=== WHAT THE EXERCISE ASKS ===
Wherever the word "date" appears in the entries, copy the whole line.

— BEGIN MATERIAL PROVIDED —

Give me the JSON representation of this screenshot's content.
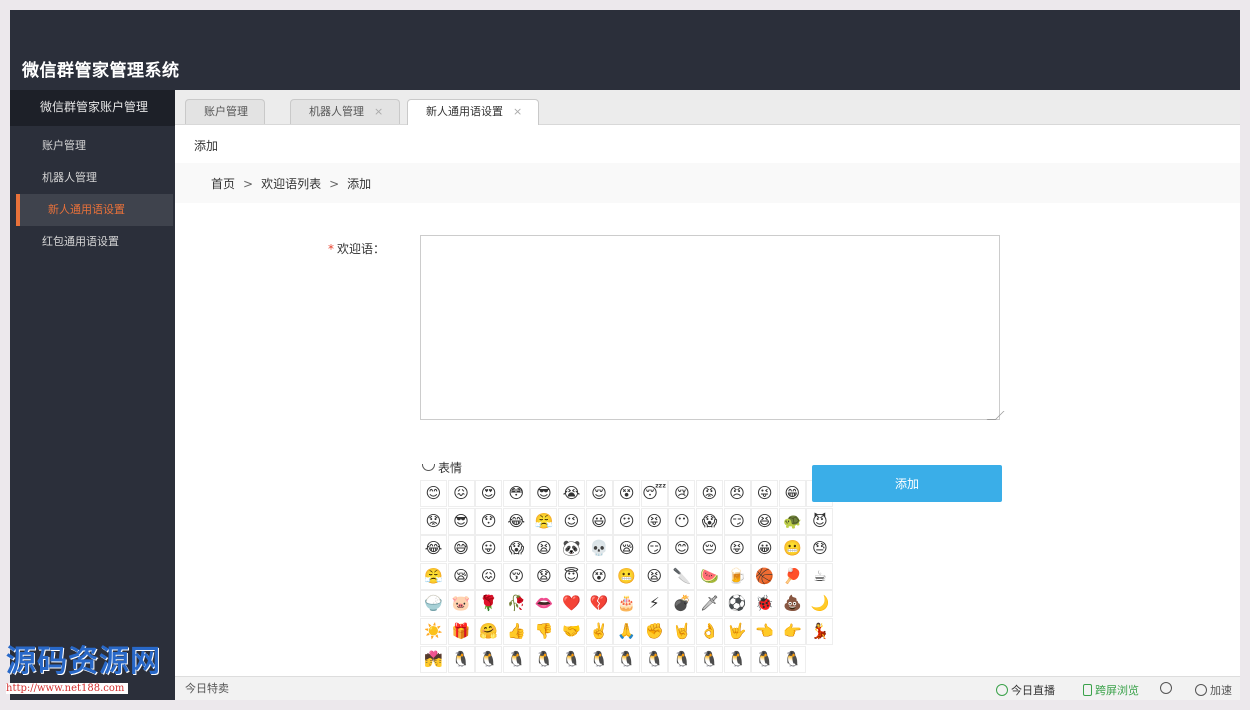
{
  "app": {
    "title": "微信群管家管理系统"
  },
  "sidebar": {
    "header": "微信群管家账户管理",
    "items": [
      {
        "label": "账户管理"
      },
      {
        "label": "机器人管理"
      },
      {
        "label": "新人通用语设置",
        "active": true
      },
      {
        "label": "红包通用语设置"
      }
    ]
  },
  "tabs": [
    {
      "label": "账户管理"
    },
    {
      "label": "机器人管理",
      "close": "×"
    },
    {
      "label": "新人通用语设置",
      "close": "×",
      "active": true
    }
  ],
  "page": {
    "section": "添加",
    "breadcrumb": {
      "home": "首页",
      "list": "欢迎语列表",
      "current": "添加",
      "separator": ">"
    }
  },
  "form": {
    "required_mark": "*",
    "welcome_label": "欢迎语：",
    "welcome_value": "",
    "emoji_label": "表情",
    "submit_label": "添加"
  },
  "emojis": [
    "😊",
    "😖",
    "😍",
    "😳",
    "😎",
    "😭",
    "😌",
    "😵",
    "😴",
    "😢",
    "😡",
    "😠",
    "😜",
    "😁",
    "😲",
    "😟",
    "😎",
    "😯",
    "😂",
    "😤",
    "😉",
    "😃",
    "😕",
    "😝",
    "😶",
    "😱",
    "😏",
    "😆",
    "🐢",
    "😈",
    "😂",
    "😅",
    "😛",
    "😱",
    "😫",
    "🐼",
    "💀",
    "😪",
    "😏",
    "😊",
    "😔",
    "😝",
    "😀",
    "😬",
    "😓",
    "😤",
    "😪",
    "😖",
    "😚",
    "😧",
    "😇",
    "😵",
    "😬",
    "😫",
    "🔪",
    "🍉",
    "🍺",
    "🏀",
    "🏓",
    "☕",
    "🍚",
    "🐷",
    "🌹",
    "🥀",
    "👄",
    "❤️",
    "💔",
    "🎂",
    "⚡",
    "💣",
    "🗡",
    "⚽",
    "🐞",
    "💩",
    "🌙",
    "☀️",
    "🎁",
    "🤗",
    "👍",
    "👎",
    "🤝",
    "✌️",
    "🙏",
    "✊",
    "🤘",
    "👌",
    "🤟",
    "👈",
    "👉",
    "💃",
    "💏",
    "🐧",
    "🐧",
    "🐧",
    "🐧",
    "🐧",
    "🐧",
    "🐧",
    "🐧",
    "🐧",
    "🐧",
    "🐧",
    "🐧",
    "🐧"
  ],
  "footer": {
    "left": "今日特卖",
    "live": "今日直播",
    "screen": "跨屏浏览",
    "speed": "加速"
  },
  "watermark": {
    "title": "源码资源网",
    "url": "http://www.net188.com"
  },
  "colors": {
    "header_bg": "#2b2f3a",
    "accent_orange": "#e8713a",
    "button_blue": "#3aaee8",
    "live_green": "#3aa24a"
  }
}
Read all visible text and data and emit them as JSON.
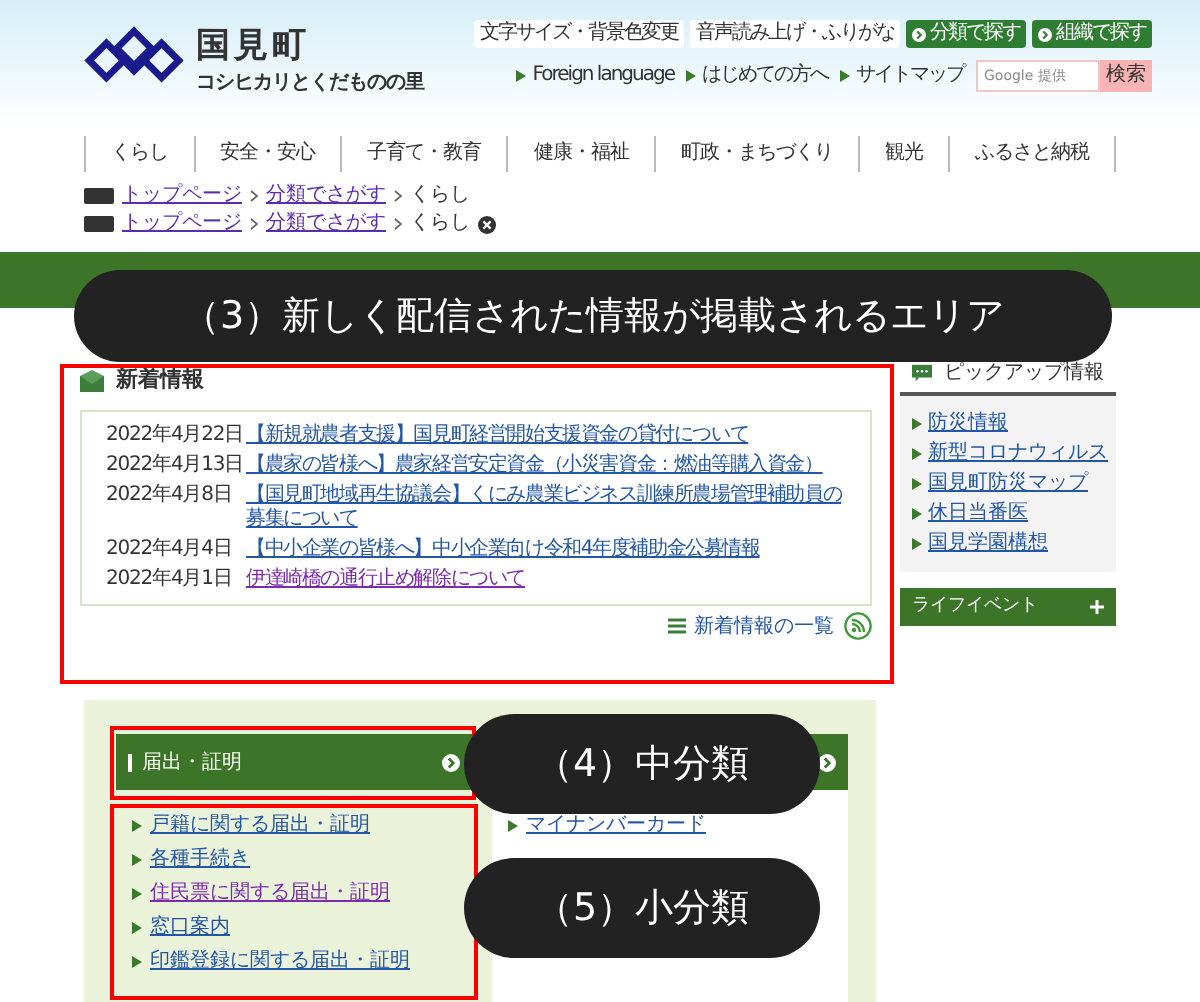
{
  "header": {
    "site_title": "国見町",
    "tagline": "コシヒカリとくだものの里",
    "utility_buttons": [
      {
        "label": "文字サイズ・背景色変更",
        "kind": "plain"
      },
      {
        "label": "音声読み上げ・ふりがな",
        "kind": "plain"
      },
      {
        "label": "分類で探す",
        "kind": "green"
      },
      {
        "label": "組織で探す",
        "kind": "green"
      }
    ],
    "links": [
      "Foreign language",
      "はじめての方へ",
      "サイトマップ"
    ],
    "search": {
      "placeholder": "Google 提供",
      "button": "検索"
    }
  },
  "nav": [
    "くらし",
    "安全・安心",
    "子育て・教育",
    "健康・福祉",
    "町政・まちづくり",
    "観光",
    "ふるさと納税"
  ],
  "breadcrumbs": [
    {
      "items": [
        "トップページ",
        "分類でさがす",
        "くらし"
      ],
      "closable": false
    },
    {
      "items": [
        "トップページ",
        "分類でさがす",
        "くらし"
      ],
      "closable": true
    }
  ],
  "callouts": [
    "（3）新しく配信された情報が掲載されるエリア",
    "（4）中分類",
    "（5）小分類"
  ],
  "news": {
    "title": "新着情報",
    "items": [
      {
        "date": "2022年4月22日",
        "title": "【新規就農者支援】国見町経営開始支援資金の貸付について",
        "visited": false
      },
      {
        "date": "2022年4月13日",
        "title": "【農家の皆様へ】農家経営安定資金（小災害資金：燃油等購入資金）",
        "visited": false
      },
      {
        "date": "2022年4月8日",
        "title": "【国見町地域再生協議会】くにみ農業ビジネス訓練所農場管理補助員の募集について",
        "visited": false
      },
      {
        "date": "2022年4月4日",
        "title": "【中小企業の皆様へ】中小企業向け令和4年度補助金公募情報",
        "visited": false
      },
      {
        "date": "2022年4月1日",
        "title": "伊達崎橋の通行止め解除について",
        "visited": true
      }
    ],
    "more_link": "新着情報の一覧"
  },
  "pickup": {
    "title": "ピックアップ情報",
    "items": [
      "防災情報",
      "新型コロナウィルス",
      "国見町防災マップ",
      "休日当番医",
      "国見学園構想"
    ]
  },
  "life_event": {
    "label": "ライフイベント",
    "expanded": false
  },
  "categories": [
    {
      "title": "届出・証明",
      "items": [
        {
          "label": "戸籍に関する届出・証明",
          "visited": false
        },
        {
          "label": "各種手続き",
          "visited": false
        },
        {
          "label": "住民票に関する届出・証明",
          "visited": true
        },
        {
          "label": "窓口案内",
          "visited": false
        },
        {
          "label": "印鑑登録に関する届出・証明",
          "visited": false
        }
      ]
    },
    {
      "items": [
        {
          "label": "マイナンバーカード",
          "visited": false
        }
      ]
    }
  ]
}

— END MATERIAL PROVIDED —

=== TASK RESPONSE ===
        "date": "2022年4月22日",
        "date": "2022年4月13日",
        "date": "2022年4月8日",
        "date": "2022年4月4日",
        "date": "2022年4月1日",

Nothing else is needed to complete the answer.